## Source material:

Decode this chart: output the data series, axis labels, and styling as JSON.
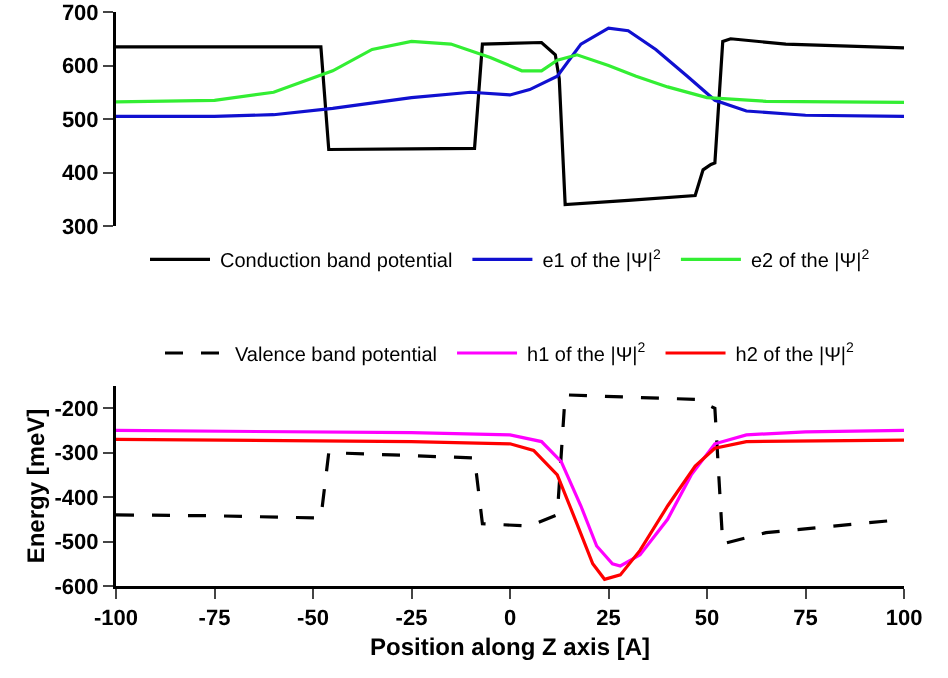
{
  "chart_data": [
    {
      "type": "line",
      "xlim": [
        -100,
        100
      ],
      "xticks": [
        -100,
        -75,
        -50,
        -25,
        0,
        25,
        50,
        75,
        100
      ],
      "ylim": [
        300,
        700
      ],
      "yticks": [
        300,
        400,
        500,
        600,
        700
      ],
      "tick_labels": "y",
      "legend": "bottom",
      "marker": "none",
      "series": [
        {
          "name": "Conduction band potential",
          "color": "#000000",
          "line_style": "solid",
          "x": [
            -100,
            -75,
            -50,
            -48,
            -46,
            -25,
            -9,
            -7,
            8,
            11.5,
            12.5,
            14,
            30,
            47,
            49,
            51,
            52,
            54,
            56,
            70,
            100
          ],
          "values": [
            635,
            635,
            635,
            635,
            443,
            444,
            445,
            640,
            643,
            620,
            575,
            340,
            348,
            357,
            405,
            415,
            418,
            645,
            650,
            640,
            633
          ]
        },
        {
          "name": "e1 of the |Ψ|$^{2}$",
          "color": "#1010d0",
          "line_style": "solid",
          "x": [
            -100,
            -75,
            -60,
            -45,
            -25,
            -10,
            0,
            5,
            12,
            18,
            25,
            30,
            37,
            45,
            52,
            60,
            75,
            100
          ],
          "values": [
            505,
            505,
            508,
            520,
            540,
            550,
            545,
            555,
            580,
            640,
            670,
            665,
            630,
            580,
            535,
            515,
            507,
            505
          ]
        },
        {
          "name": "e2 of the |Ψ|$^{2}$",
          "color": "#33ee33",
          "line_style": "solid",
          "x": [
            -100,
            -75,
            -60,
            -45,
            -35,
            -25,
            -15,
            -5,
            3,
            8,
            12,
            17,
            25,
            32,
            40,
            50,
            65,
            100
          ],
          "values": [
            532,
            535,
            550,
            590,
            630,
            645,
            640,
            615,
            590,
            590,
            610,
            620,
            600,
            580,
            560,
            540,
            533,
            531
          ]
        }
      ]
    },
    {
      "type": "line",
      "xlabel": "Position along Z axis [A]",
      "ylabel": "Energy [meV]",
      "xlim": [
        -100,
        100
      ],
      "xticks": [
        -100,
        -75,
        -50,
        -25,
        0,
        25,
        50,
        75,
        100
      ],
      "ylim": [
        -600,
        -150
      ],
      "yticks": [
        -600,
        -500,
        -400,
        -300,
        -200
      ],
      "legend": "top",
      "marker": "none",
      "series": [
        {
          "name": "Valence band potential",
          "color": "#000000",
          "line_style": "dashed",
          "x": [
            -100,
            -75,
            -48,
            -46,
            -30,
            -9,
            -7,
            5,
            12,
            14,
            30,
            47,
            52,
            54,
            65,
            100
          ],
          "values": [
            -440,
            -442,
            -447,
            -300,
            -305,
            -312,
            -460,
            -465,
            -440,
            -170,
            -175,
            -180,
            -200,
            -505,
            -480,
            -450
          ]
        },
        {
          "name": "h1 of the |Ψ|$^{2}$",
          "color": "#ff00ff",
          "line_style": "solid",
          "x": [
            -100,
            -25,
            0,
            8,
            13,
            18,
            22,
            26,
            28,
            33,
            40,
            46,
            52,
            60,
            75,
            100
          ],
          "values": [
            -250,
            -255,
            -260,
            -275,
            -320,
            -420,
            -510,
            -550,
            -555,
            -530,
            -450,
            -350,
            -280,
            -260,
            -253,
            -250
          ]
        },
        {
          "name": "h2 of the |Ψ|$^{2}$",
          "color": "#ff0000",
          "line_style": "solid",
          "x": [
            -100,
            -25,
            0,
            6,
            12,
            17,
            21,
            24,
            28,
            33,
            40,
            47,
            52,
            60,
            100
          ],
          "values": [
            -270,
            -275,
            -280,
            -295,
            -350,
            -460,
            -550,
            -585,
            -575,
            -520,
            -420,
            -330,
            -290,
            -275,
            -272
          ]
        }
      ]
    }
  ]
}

...

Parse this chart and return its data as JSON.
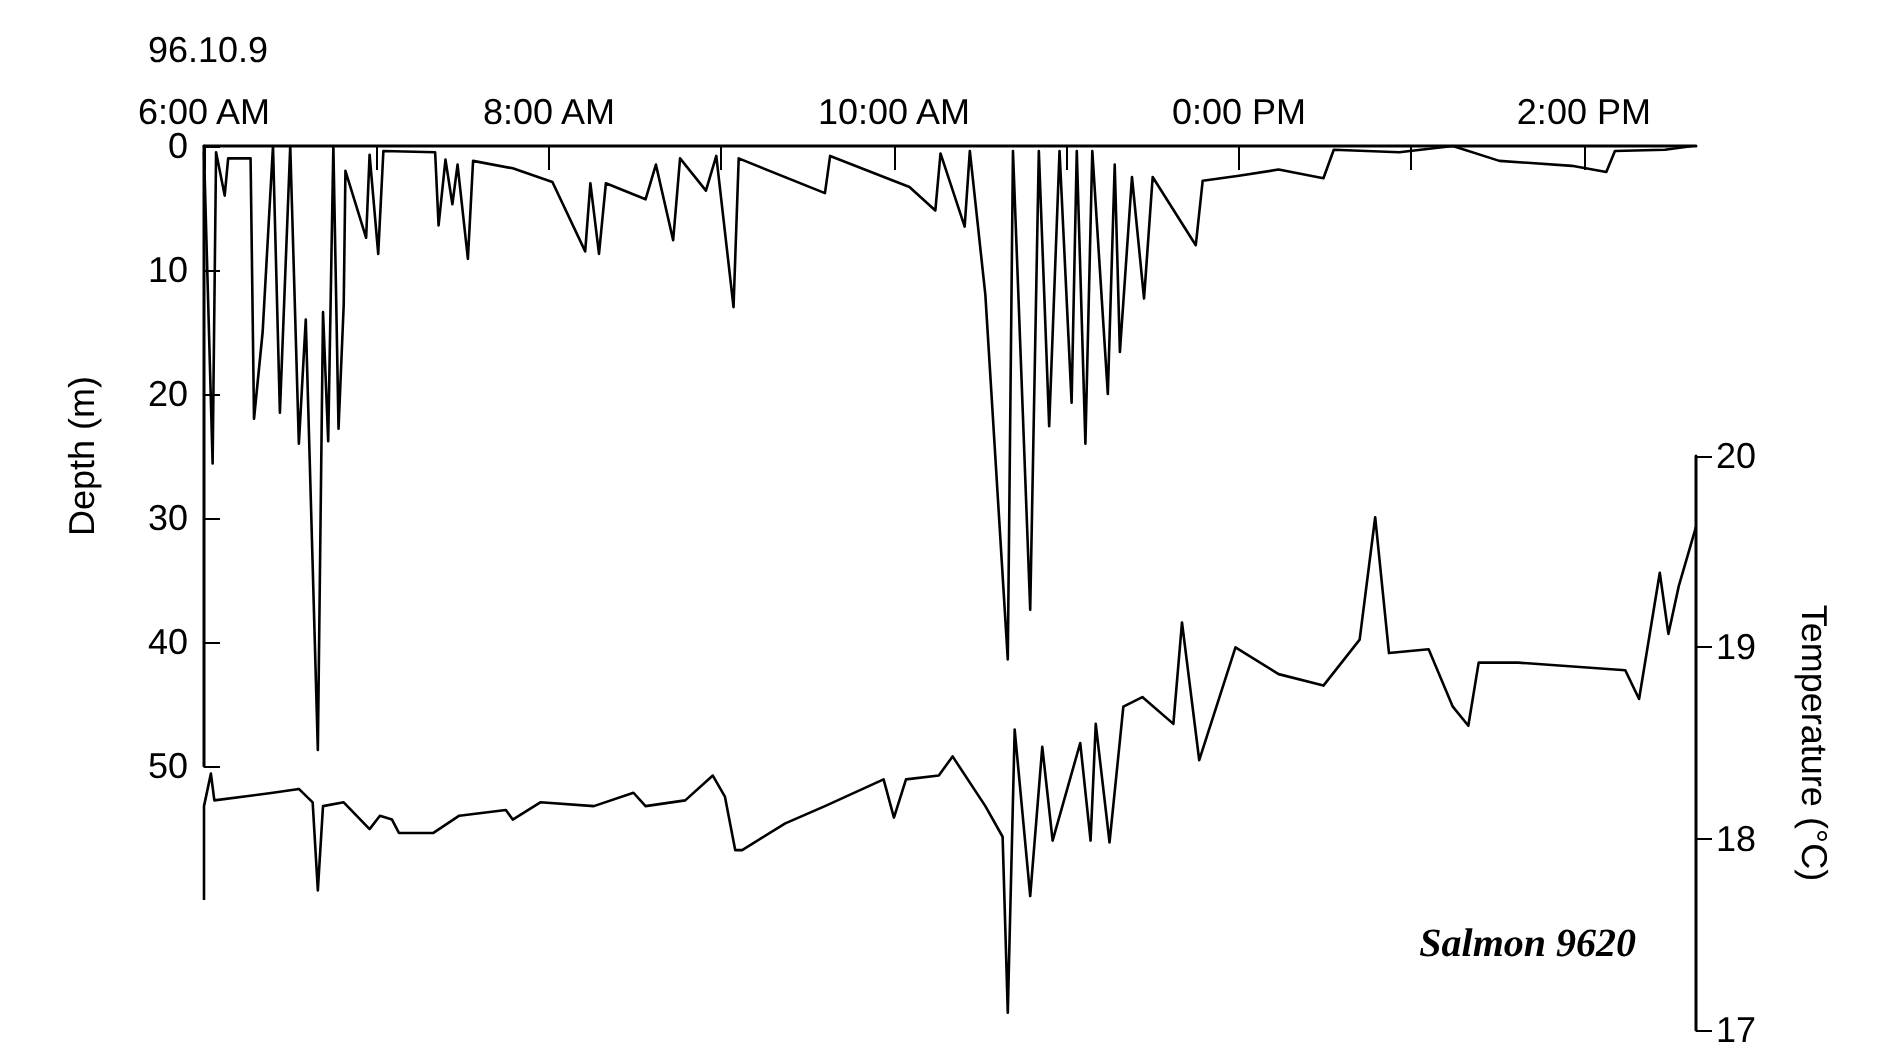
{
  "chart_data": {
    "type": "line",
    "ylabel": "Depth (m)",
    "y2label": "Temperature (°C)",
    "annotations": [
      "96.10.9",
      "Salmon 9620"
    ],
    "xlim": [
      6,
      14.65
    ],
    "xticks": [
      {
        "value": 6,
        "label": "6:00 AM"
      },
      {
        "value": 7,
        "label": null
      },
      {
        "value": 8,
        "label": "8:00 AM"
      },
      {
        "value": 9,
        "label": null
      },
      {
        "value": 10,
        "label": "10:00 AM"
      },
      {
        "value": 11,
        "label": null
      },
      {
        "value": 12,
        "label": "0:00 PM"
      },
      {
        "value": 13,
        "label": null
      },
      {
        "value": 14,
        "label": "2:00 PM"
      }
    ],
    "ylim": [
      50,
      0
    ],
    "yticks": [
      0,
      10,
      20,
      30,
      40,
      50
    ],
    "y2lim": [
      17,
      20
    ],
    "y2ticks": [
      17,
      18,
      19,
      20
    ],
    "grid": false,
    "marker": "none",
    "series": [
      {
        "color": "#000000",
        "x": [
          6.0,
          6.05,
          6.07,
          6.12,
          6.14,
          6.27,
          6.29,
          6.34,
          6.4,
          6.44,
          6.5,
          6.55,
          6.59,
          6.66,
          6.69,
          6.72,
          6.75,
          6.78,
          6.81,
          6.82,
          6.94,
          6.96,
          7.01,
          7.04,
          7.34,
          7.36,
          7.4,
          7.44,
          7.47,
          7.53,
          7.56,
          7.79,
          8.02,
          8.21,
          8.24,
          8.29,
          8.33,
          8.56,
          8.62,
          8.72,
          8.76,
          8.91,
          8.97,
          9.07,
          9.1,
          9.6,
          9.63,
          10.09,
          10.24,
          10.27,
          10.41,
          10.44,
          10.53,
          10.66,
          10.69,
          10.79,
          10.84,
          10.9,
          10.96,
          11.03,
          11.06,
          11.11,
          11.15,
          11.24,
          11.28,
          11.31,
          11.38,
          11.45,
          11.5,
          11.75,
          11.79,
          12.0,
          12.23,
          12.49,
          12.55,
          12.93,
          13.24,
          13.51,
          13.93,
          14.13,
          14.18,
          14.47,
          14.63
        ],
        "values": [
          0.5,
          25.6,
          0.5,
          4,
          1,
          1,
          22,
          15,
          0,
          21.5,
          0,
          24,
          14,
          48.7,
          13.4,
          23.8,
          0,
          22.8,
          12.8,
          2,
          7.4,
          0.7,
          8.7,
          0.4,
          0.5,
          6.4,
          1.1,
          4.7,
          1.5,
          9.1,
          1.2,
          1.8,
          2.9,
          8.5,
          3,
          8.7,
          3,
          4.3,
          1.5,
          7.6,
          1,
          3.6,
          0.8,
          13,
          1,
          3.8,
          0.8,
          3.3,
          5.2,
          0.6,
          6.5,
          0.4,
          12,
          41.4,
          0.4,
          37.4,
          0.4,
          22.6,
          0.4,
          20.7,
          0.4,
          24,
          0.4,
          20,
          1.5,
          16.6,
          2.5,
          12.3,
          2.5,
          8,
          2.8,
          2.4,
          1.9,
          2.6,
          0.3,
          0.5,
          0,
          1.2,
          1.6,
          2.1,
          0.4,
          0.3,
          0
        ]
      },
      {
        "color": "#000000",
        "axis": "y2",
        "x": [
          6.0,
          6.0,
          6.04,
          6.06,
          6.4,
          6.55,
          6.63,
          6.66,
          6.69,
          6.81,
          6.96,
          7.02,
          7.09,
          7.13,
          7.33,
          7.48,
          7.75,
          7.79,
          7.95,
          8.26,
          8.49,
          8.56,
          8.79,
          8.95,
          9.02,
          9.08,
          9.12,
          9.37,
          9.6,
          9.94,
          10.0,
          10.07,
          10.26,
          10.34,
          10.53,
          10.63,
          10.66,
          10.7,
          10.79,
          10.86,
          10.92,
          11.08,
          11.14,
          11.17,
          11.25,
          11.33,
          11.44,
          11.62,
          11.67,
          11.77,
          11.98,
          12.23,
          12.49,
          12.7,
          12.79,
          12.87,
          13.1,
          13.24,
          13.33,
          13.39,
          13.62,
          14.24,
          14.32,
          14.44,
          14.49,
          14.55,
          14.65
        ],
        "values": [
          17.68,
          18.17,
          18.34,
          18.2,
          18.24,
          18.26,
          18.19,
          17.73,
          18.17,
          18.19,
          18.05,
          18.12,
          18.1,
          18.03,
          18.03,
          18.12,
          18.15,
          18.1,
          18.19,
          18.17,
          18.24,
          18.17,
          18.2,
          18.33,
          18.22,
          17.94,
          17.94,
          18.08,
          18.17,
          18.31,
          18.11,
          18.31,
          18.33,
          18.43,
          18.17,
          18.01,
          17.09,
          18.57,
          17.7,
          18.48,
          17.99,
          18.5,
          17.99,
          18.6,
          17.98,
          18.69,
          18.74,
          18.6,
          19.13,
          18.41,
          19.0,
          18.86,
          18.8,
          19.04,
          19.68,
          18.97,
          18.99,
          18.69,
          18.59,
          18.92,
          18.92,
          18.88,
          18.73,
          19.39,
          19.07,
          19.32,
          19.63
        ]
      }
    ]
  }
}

## Work required:
Look through the data above. Find each line with the string "JSON" and copy it.

## Expected output:
Decode this chart: output the data series, axis labels, and styling as JSON.
Parse this chart and return its data as JSON.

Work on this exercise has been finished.